-------- SUPPLIED RECORDS --------

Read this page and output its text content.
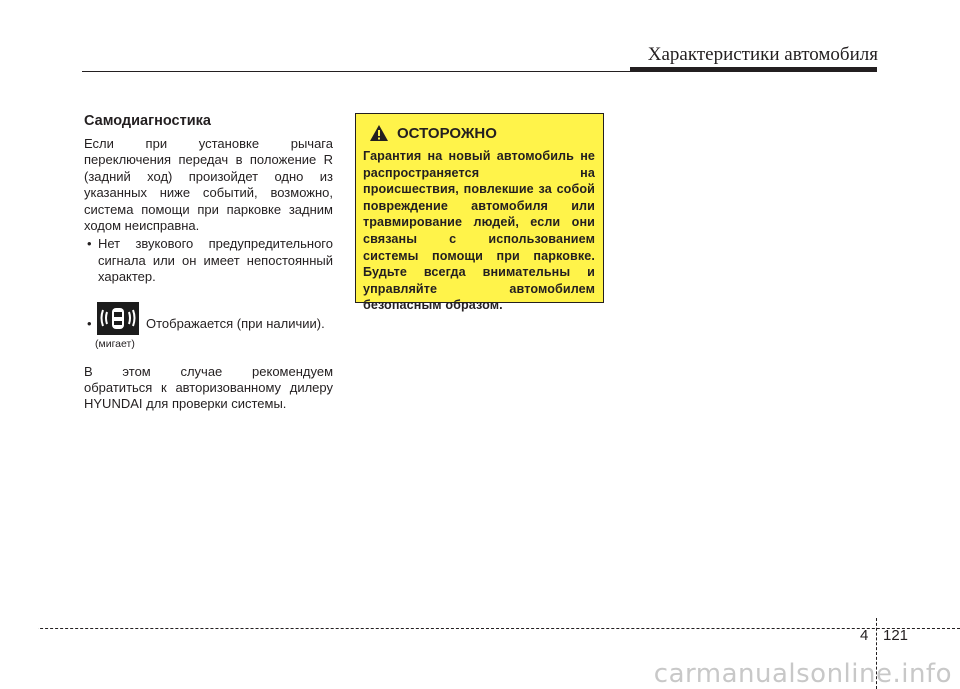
Характеристики автомобиля
Самодиагностика

Если при установке рычага

переключения передач в положение R

(задний ход) произойдет одно из

указанных ниже событий, возможно,

система помощи при парковке задним

ходом неисправна.

• Нет звукового предупредительного сигнала или он имеет непостоянный характер.
•
(мигает)
Отображается (при наличии).

В этом случае рекомендуем

обратиться к авторизованному дилеру

HYUNDAI для проверки системы.

ОСТОРОЖНО

Гарантия на новый автомобиль не распространяется на происшествия, повлекшие за собой повреждение автомобиля или травмирование людей, если они связаны с использованием системы помощи при парковке. Будьте всегда внимательны и управляйте автомобилем безопасным образом.

4 121
carmanualsonline.info
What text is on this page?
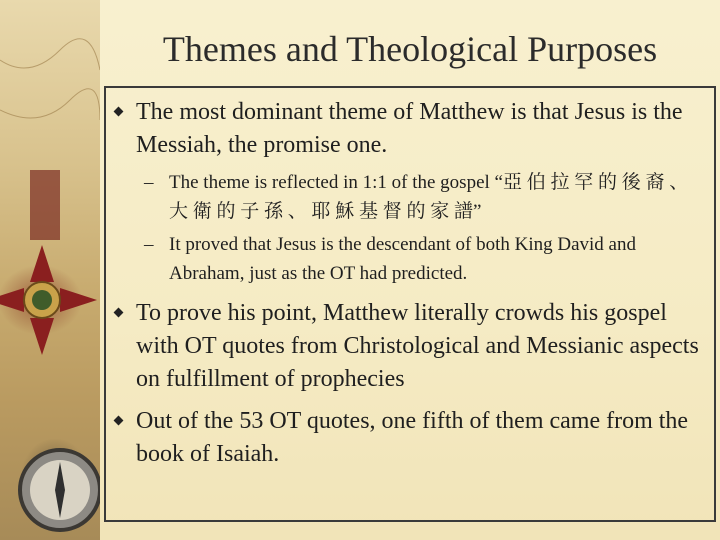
Themes and Theological Purposes
The most dominant theme of Matthew is that Jesus is the Messiah, the promise one.
– The theme is reflected in 1:1 of the gospel “亞 伯 拉 罕 的 後 裔 、 大 衛 的 子 孫 、 耶 穌 基 督 的 家 譜”
– It proved that Jesus is the descendant of both King David and Abraham, just as the OT had predicted.
To prove his point, Matthew literally crowds his gospel with OT quotes from Christological and Messianic aspects on fulfillment of prophecies
Out of the 53 OT quotes, one fifth of them came from the book of Isaiah.
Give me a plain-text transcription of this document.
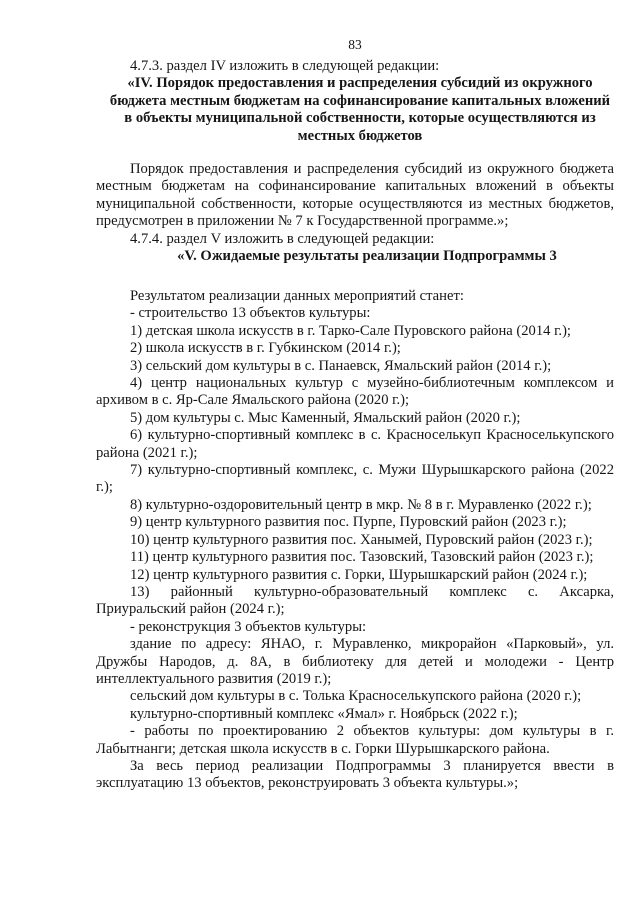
83

4.7.3. раздел IV изложить в следующей редакции:

«IV. Порядок предоставления и распределения субсидий из окружного бюджета местным бюджетам на софинансирование капитальных вложений в объекты муниципальной собственности, которые осуществляются из местных бюджетов

Порядок предоставления и распределения субсидий из окружного бюджета местным бюджетам на софинансирование капитальных вложений в объекты муниципальной собственности, которые осуществляются из местных бюджетов, предусмотрен в приложении № 7 к Государственной программе.»;

4.7.4. раздел V изложить в следующей редакции:

«V. Ожидаемые результаты реализации Подпрограммы 3

Результатом реализации данных мероприятий станет:

- строительство 13 объектов культуры:

1) детская школа искусств в г. Тарко-Сале Пуровского района (2014 г.);

2) школа искусств в г. Губкинском (2014 г.);

3) сельский дом культуры в с. Панаевск, Ямальский район (2014 г.);

4) центр национальных культур с музейно-библиотечным комплексом и архивом в с. Яр-Сале Ямальского района (2020 г.);

5) дом культуры с. Мыс Каменный, Ямальский район (2020 г.);

6) культурно-спортивный комплекс в с. Красноселькуп Красноселькупского района (2021 г.);

7) культурно-спортивный комплекс, с. Мужи Шурышкарского района (2022 г.);

8) культурно-оздоровительный центр в мкр. № 8 в г. Муравленко (2022 г.);

9) центр культурного развития пос. Пурпе, Пуровский район (2023 г.);

10) центр культурного развития пос. Ханымей, Пуровский район (2023 г.);

11) центр культурного развития пос. Тазовский, Тазовский район (2023 г.);

12) центр культурного развития с. Горки, Шурышкарский район (2024 г.);

13) районный культурно-образовательный комплекс с. Аксарка, Приуральский район (2024 г.);

- реконструкция 3 объектов культуры:

здание по адресу: ЯНАО, г. Муравленко, микрорайон «Парковый», ул. Дружбы Народов, д. 8А, в библиотеку для детей и молодежи - Центр интеллектуального развития (2019 г.);

сельский дом культуры в с. Толька Красноселькупского района (2020 г.);

культурно-спортивный комплекс «Ямал» г. Ноябрьск (2022 г.);

- работы по проектированию 2 объектов культуры: дом культуры в г. Лабытнанги; детская школа искусств в с. Горки Шурышкарского района.

За весь период реализации Подпрограммы 3 планируется ввести в эксплуатацию 13 объектов, реконструировать 3 объекта культуры.»;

--------

#### TASK REQUIREMENTS
Check every line for "помощи" and show the ones that have it.

#### RESPONSE
система помощи при парковке задним
Гарантия на новый автомобиль не распространяется на происшествия, повлекшие за собой повреждение автомобиля или травмирование людей, если они связаны с использованием системы помощи при парковке. Будьте всегда внимательны и управляйте автомобилем безопасным образом.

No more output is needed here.